## BEGIN AVAILABLE DATA

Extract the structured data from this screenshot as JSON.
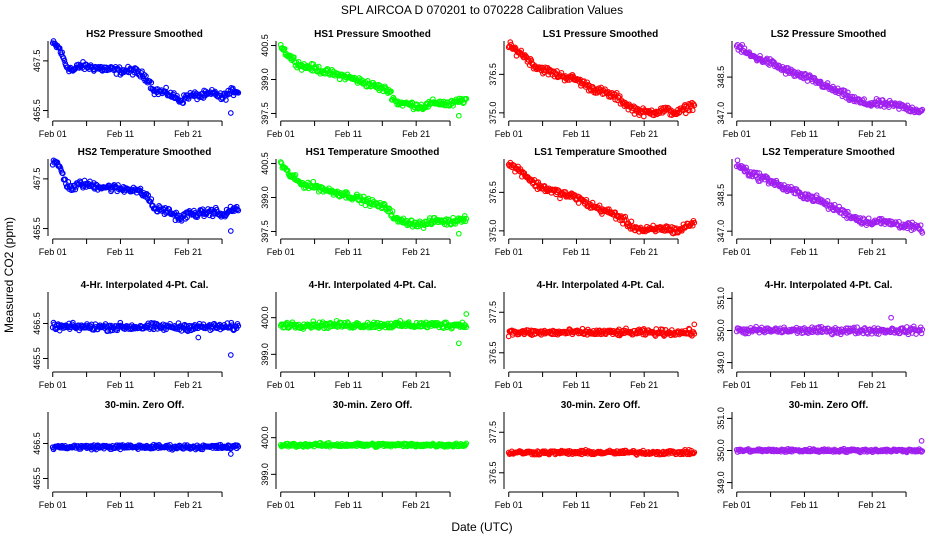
{
  "figure": {
    "title": "SPL   AIRCOA D   070201 to 070228   Calibration Values",
    "xlabel": "Date (UTC)",
    "ylabel": "Measured CO2 (ppm)"
  },
  "chart_data": [
    {
      "type": "scatter",
      "title": "HS2 Pressure Smoothed",
      "color": "#0000ff",
      "x_ticks": [
        "Feb 01",
        "Feb 11",
        "Feb 21"
      ],
      "y_ticks": [
        "465.5",
        "467.5"
      ],
      "ylim": [
        465.2,
        468.3
      ],
      "profile": [
        [
          1,
          468.2
        ],
        [
          2,
          468.0
        ],
        [
          3,
          467.3
        ],
        [
          4,
          467.1
        ],
        [
          5,
          467.3
        ],
        [
          8,
          467.2
        ],
        [
          11,
          467.1
        ],
        [
          13,
          467.1
        ],
        [
          15,
          466.8
        ],
        [
          16,
          466.3
        ],
        [
          18,
          466.2
        ],
        [
          20,
          465.9
        ],
        [
          21,
          466.1
        ],
        [
          23,
          466.1
        ],
        [
          25,
          466.2
        ],
        [
          26,
          466.0
        ],
        [
          27,
          466.2
        ],
        [
          28,
          466.3
        ]
      ],
      "noise": 0.12,
      "outliers": [
        [
          27.3,
          465.4
        ]
      ]
    },
    {
      "type": "scatter",
      "title": "HS1 Pressure Smoothed",
      "color": "#00ff00",
      "x_ticks": [
        "Feb 01",
        "Feb 11",
        "Feb 21"
      ],
      "y_ticks": [
        "397.5",
        "399.0",
        "400.5"
      ],
      "ylim": [
        397.3,
        400.7
      ],
      "profile": [
        [
          1,
          400.5
        ],
        [
          2,
          400.1
        ],
        [
          4,
          399.6
        ],
        [
          6,
          399.5
        ],
        [
          8,
          399.3
        ],
        [
          11,
          399.1
        ],
        [
          13,
          398.9
        ],
        [
          15,
          398.7
        ],
        [
          17,
          398.5
        ],
        [
          18,
          398.0
        ],
        [
          20,
          397.9
        ],
        [
          22,
          397.8
        ],
        [
          24,
          398.0
        ],
        [
          26,
          397.9
        ],
        [
          28,
          398.1
        ]
      ],
      "noise": 0.12,
      "outliers": [
        [
          27.3,
          397.4
        ]
      ]
    },
    {
      "type": "scatter",
      "title": "LS1 Pressure Smoothed",
      "color": "#ff0000",
      "x_ticks": [
        "Feb 01",
        "Feb 11",
        "Feb 21"
      ],
      "y_ticks": [
        "375.0",
        "376.5"
      ],
      "ylim": [
        374.8,
        377.8
      ],
      "profile": [
        [
          1,
          377.6
        ],
        [
          3,
          377.3
        ],
        [
          5,
          376.8
        ],
        [
          8,
          376.5
        ],
        [
          11,
          376.3
        ],
        [
          13,
          376.0
        ],
        [
          15,
          375.8
        ],
        [
          16,
          375.7
        ],
        [
          17,
          375.6
        ],
        [
          18,
          375.4
        ],
        [
          19,
          375.2
        ],
        [
          21,
          375.0
        ],
        [
          24,
          375.1
        ],
        [
          26,
          375.0
        ],
        [
          28,
          375.3
        ]
      ],
      "noise": 0.12,
      "outliers": []
    },
    {
      "type": "scatter",
      "title": "LS2 Pressure Smoothed",
      "color": "#a020f0",
      "x_ticks": [
        "Feb 01",
        "Feb 11",
        "Feb 21"
      ],
      "y_ticks": [
        "347.0",
        "348.5"
      ],
      "ylim": [
        346.8,
        350.0
      ],
      "profile": [
        [
          1,
          349.8
        ],
        [
          3,
          349.4
        ],
        [
          6,
          349.1
        ],
        [
          8,
          348.8
        ],
        [
          11,
          348.5
        ],
        [
          13,
          348.3
        ],
        [
          15,
          348.0
        ],
        [
          16,
          347.9
        ],
        [
          18,
          347.6
        ],
        [
          20,
          347.4
        ],
        [
          22,
          347.4
        ],
        [
          25,
          347.3
        ],
        [
          28,
          347.1
        ]
      ],
      "noise": 0.12,
      "outliers": []
    },
    {
      "type": "scatter",
      "title": "HS2 Temperature Smoothed",
      "color": "#0000ff",
      "x_ticks": [
        "Feb 01",
        "Feb 11",
        "Feb 21"
      ],
      "y_ticks": [
        "465.5",
        "467.5"
      ],
      "ylim": [
        465.2,
        468.3
      ],
      "profile": [
        [
          1,
          468.2
        ],
        [
          2,
          468.0
        ],
        [
          3,
          467.3
        ],
        [
          4,
          467.1
        ],
        [
          5,
          467.3
        ],
        [
          8,
          467.2
        ],
        [
          11,
          467.1
        ],
        [
          13,
          467.1
        ],
        [
          15,
          466.8
        ],
        [
          16,
          466.3
        ],
        [
          18,
          466.2
        ],
        [
          20,
          465.9
        ],
        [
          21,
          466.1
        ],
        [
          23,
          466.1
        ],
        [
          25,
          466.2
        ],
        [
          26,
          466.0
        ],
        [
          27,
          466.2
        ],
        [
          28,
          466.3
        ]
      ],
      "noise": 0.12,
      "outliers": [
        [
          27.3,
          465.4
        ]
      ]
    },
    {
      "type": "scatter",
      "title": "HS1 Temperature Smoothed",
      "color": "#00ff00",
      "x_ticks": [
        "Feb 01",
        "Feb 11",
        "Feb 21"
      ],
      "y_ticks": [
        "397.5",
        "399.0",
        "400.5"
      ],
      "ylim": [
        397.3,
        400.7
      ],
      "profile": [
        [
          1,
          400.5
        ],
        [
          2,
          400.1
        ],
        [
          4,
          399.6
        ],
        [
          6,
          399.5
        ],
        [
          8,
          399.3
        ],
        [
          11,
          399.1
        ],
        [
          13,
          398.9
        ],
        [
          15,
          398.7
        ],
        [
          17,
          398.5
        ],
        [
          18,
          398.0
        ],
        [
          20,
          397.9
        ],
        [
          22,
          397.8
        ],
        [
          24,
          398.0
        ],
        [
          26,
          397.9
        ],
        [
          28,
          398.1
        ]
      ],
      "noise": 0.12,
      "outliers": [
        [
          27.3,
          397.4
        ]
      ]
    },
    {
      "type": "scatter",
      "title": "LS1 Temperature Smoothed",
      "color": "#ff0000",
      "x_ticks": [
        "Feb 01",
        "Feb 11",
        "Feb 21"
      ],
      "y_ticks": [
        "375.0",
        "376.5"
      ],
      "ylim": [
        374.8,
        377.8
      ],
      "profile": [
        [
          1,
          377.6
        ],
        [
          3,
          377.3
        ],
        [
          5,
          376.8
        ],
        [
          8,
          376.5
        ],
        [
          11,
          376.3
        ],
        [
          13,
          376.0
        ],
        [
          15,
          375.8
        ],
        [
          16,
          375.7
        ],
        [
          17,
          375.6
        ],
        [
          18,
          375.4
        ],
        [
          19,
          375.2
        ],
        [
          21,
          375.0
        ],
        [
          24,
          375.1
        ],
        [
          26,
          375.0
        ],
        [
          28,
          375.3
        ]
      ],
      "noise": 0.12,
      "outliers": []
    },
    {
      "type": "scatter",
      "title": "LS2 Temperature Smoothed",
      "color": "#a020f0",
      "x_ticks": [
        "Feb 01",
        "Feb 11",
        "Feb 21"
      ],
      "y_ticks": [
        "347.0",
        "348.5"
      ],
      "ylim": [
        346.8,
        350.0
      ],
      "profile": [
        [
          1,
          349.8
        ],
        [
          3,
          349.4
        ],
        [
          6,
          349.1
        ],
        [
          8,
          348.8
        ],
        [
          11,
          348.5
        ],
        [
          13,
          348.3
        ],
        [
          15,
          348.0
        ],
        [
          16,
          347.9
        ],
        [
          18,
          347.6
        ],
        [
          20,
          347.4
        ],
        [
          22,
          347.4
        ],
        [
          25,
          347.3
        ],
        [
          28,
          347.1
        ]
      ],
      "noise": 0.12,
      "outliers": []
    },
    {
      "type": "scatter",
      "title": "4-Hr. Interpolated 4-Pt. Cal.",
      "color": "#0000ff",
      "x_ticks": [
        "Feb 01",
        "Feb 11",
        "Feb 21"
      ],
      "y_ticks": [
        "465.5",
        "466.5"
      ],
      "ylim": [
        465.2,
        467.4
      ],
      "profile": [
        [
          1,
          466.4
        ],
        [
          28,
          466.4
        ]
      ],
      "noise": 0.08,
      "outliers": [
        [
          27.3,
          465.6
        ],
        [
          22.5,
          466.1
        ]
      ]
    },
    {
      "type": "scatter",
      "title": "4-Hr. Interpolated 4-Pt. Cal.",
      "color": "#00ff00",
      "x_ticks": [
        "Feb 01",
        "Feb 11",
        "Feb 21"
      ],
      "y_ticks": [
        "399.0",
        "400.0"
      ],
      "ylim": [
        398.6,
        400.7
      ],
      "profile": [
        [
          1,
          399.8
        ],
        [
          28,
          399.8
        ]
      ],
      "noise": 0.07,
      "outliers": [
        [
          27.3,
          399.3
        ],
        [
          28.4,
          400.1
        ]
      ]
    },
    {
      "type": "scatter",
      "title": "4-Hr. Interpolated 4-Pt. Cal.",
      "color": "#ff0000",
      "x_ticks": [
        "Feb 01",
        "Feb 11",
        "Feb 21"
      ],
      "y_ticks": [
        "376.5",
        "377.5"
      ],
      "ylim": [
        376.1,
        378.0
      ],
      "profile": [
        [
          1,
          377.0
        ],
        [
          28,
          377.0
        ]
      ],
      "noise": 0.06,
      "outliers": [
        [
          28.4,
          377.2
        ]
      ]
    },
    {
      "type": "scatter",
      "title": "4-Hr. Interpolated 4-Pt. Cal.",
      "color": "#a020f0",
      "x_ticks": [
        "Feb 01",
        "Feb 11",
        "Feb 21"
      ],
      "y_ticks": [
        "349.0",
        "350.0",
        "351.0"
      ],
      "ylim": [
        348.8,
        351.2
      ],
      "profile": [
        [
          1,
          350.0
        ],
        [
          28,
          350.0
        ]
      ],
      "noise": 0.08,
      "outliers": [
        [
          23.8,
          350.4
        ]
      ]
    },
    {
      "type": "scatter",
      "title": "30-min. Zero Off.",
      "color": "#0000ff",
      "x_ticks": [
        "Feb 01",
        "Feb 11",
        "Feb 21"
      ],
      "y_ticks": [
        "465.5",
        "466.5"
      ],
      "ylim": [
        465.2,
        467.4
      ],
      "profile": [
        [
          1,
          466.4
        ],
        [
          28,
          466.4
        ]
      ],
      "noise": 0.05,
      "outliers": [
        [
          27.3,
          466.2
        ]
      ]
    },
    {
      "type": "scatter",
      "title": "30-min. Zero Off.",
      "color": "#00ff00",
      "x_ticks": [
        "Feb 01",
        "Feb 11",
        "Feb 21"
      ],
      "y_ticks": [
        "399.0",
        "400.0"
      ],
      "ylim": [
        398.6,
        400.7
      ],
      "profile": [
        [
          1,
          399.8
        ],
        [
          28,
          399.8
        ]
      ],
      "noise": 0.04,
      "outliers": []
    },
    {
      "type": "scatter",
      "title": "30-min. Zero Off.",
      "color": "#ff0000",
      "x_ticks": [
        "Feb 01",
        "Feb 11",
        "Feb 21"
      ],
      "y_ticks": [
        "376.5",
        "377.5"
      ],
      "ylim": [
        376.1,
        378.0
      ],
      "profile": [
        [
          1,
          377.0
        ],
        [
          28,
          377.0
        ]
      ],
      "noise": 0.04,
      "outliers": []
    },
    {
      "type": "scatter",
      "title": "30-min. Zero Off.",
      "color": "#a020f0",
      "x_ticks": [
        "Feb 01",
        "Feb 11",
        "Feb 21"
      ],
      "y_ticks": [
        "349.0",
        "350.0",
        "351.0"
      ],
      "ylim": [
        348.8,
        351.2
      ],
      "profile": [
        [
          1,
          350.0
        ],
        [
          28,
          350.0
        ]
      ],
      "noise": 0.04,
      "outliers": [
        [
          28.3,
          350.3
        ]
      ]
    }
  ]
}
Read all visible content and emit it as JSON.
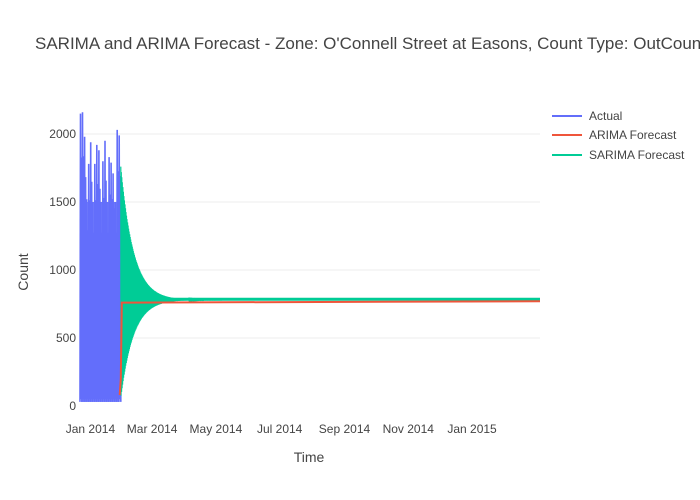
{
  "chart_data": {
    "type": "line",
    "title": "SARIMA and ARIMA Forecast - Zone: O'Connell Street at Easons, Count Type: OutCount",
    "xlabel": "Time",
    "ylabel": "Count",
    "x_ticks": [
      "Jan 2014",
      "Mar 2014",
      "May 2014",
      "Jul 2014",
      "Sep 2014",
      "Nov 2014",
      "Jan 2015"
    ],
    "x_range": [
      "2013-12-22",
      "2015-03-07"
    ],
    "y_ticks": [
      0,
      500,
      1000,
      1500,
      2000
    ],
    "ylim": [
      0,
      2250
    ],
    "legend_position": "top-right",
    "series": [
      {
        "name": "Actual",
        "color": "#636efa",
        "x_range": [
          "2013-12-22",
          "2014-01-30"
        ],
        "style": "daily oscillation",
        "low": 30,
        "peaks": [
          2150,
          2160,
          1980,
          1520,
          1780,
          1940,
          1500,
          1780,
          1920,
          1880,
          1500,
          1800,
          1950,
          1500,
          1830,
          1790,
          1710,
          1500,
          2030,
          1990
        ]
      },
      {
        "name": "ARIMA Forecast",
        "color": "#ef553b",
        "start": "2014-01-30",
        "end": "2015-03-07",
        "points": [
          {
            "x": "2014-01-29",
            "y": 80
          },
          {
            "x": "2014-01-30",
            "y": 200
          },
          {
            "x": "2014-01-31",
            "y": 760
          },
          {
            "x": "2015-03-07",
            "y": 770
          }
        ]
      },
      {
        "name": "SARIMA Forecast",
        "color": "#00cc96",
        "start": "2014-01-30",
        "end": "2015-03-07",
        "oscillation": {
          "center": 780,
          "initial_high": 1760,
          "initial_low": 60,
          "decay_days": 12
        }
      }
    ]
  }
}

## END AVAILABLE DATA

AIM OF THE TASK |
In the records above, find the lines containing "Smoothed" and copy them.

PROBLEM SOLUTION |
      "title": "HS2 Pressure Smoothed",
      "title": "HS1 Pressure Smoothed",
      "title": "LS1 Pressure Smoothed",
      "title": "LS2 Pressure Smoothed",
      "title": "HS2 Temperature Smoothed",
      "title": "HS1 Temperature Smoothed",
      "title": "LS1 Temperature Smoothed",
      "title": "LS2 Temperature Smoothed",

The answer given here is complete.